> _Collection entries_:
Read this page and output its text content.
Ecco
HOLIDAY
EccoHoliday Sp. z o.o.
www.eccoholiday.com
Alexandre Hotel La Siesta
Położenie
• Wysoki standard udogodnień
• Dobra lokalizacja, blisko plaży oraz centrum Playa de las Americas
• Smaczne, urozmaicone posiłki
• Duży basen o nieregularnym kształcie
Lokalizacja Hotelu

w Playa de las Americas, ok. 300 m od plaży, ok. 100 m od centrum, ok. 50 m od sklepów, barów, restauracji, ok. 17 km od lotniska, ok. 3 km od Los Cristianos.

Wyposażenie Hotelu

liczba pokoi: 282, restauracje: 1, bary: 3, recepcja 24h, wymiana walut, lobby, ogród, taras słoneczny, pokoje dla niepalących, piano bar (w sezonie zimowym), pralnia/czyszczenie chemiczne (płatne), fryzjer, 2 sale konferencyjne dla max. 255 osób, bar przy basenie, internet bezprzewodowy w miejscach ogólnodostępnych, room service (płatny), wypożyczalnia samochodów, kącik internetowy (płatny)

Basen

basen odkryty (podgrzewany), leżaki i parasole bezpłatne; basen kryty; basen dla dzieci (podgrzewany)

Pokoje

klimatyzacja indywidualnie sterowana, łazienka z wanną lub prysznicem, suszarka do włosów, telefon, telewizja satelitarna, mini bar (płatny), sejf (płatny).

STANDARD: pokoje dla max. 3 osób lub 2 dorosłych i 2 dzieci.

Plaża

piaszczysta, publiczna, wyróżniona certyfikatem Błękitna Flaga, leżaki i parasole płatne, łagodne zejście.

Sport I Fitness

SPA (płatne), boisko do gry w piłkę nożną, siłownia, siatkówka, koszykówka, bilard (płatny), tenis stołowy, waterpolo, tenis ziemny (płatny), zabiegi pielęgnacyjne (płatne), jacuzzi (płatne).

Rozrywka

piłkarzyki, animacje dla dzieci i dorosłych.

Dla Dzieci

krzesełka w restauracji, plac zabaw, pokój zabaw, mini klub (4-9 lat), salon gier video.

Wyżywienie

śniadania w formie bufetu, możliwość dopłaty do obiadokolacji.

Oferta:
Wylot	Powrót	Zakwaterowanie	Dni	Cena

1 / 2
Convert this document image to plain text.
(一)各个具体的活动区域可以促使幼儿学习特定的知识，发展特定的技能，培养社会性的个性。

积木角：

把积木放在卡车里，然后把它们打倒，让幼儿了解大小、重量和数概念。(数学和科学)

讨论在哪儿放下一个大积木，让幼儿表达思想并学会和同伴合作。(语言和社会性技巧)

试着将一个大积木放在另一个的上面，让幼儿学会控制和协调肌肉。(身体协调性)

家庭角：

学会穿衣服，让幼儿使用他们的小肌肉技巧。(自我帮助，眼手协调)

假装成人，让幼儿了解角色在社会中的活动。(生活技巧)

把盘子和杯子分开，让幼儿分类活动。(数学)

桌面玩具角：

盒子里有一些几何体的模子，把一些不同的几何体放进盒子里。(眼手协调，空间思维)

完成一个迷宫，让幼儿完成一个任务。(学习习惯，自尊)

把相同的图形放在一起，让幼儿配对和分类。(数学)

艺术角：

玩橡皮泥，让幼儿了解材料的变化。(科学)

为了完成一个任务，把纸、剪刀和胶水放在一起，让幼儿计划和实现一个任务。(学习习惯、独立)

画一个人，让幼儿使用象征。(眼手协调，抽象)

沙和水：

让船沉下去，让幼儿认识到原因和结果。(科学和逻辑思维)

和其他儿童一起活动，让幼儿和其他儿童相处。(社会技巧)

> _EXERCISE DETAILS_:
Looking at the records above, say how many lines hold the string "parasole". Write nothing but the number.

> _SOLUTION TO THIS TASK_:
2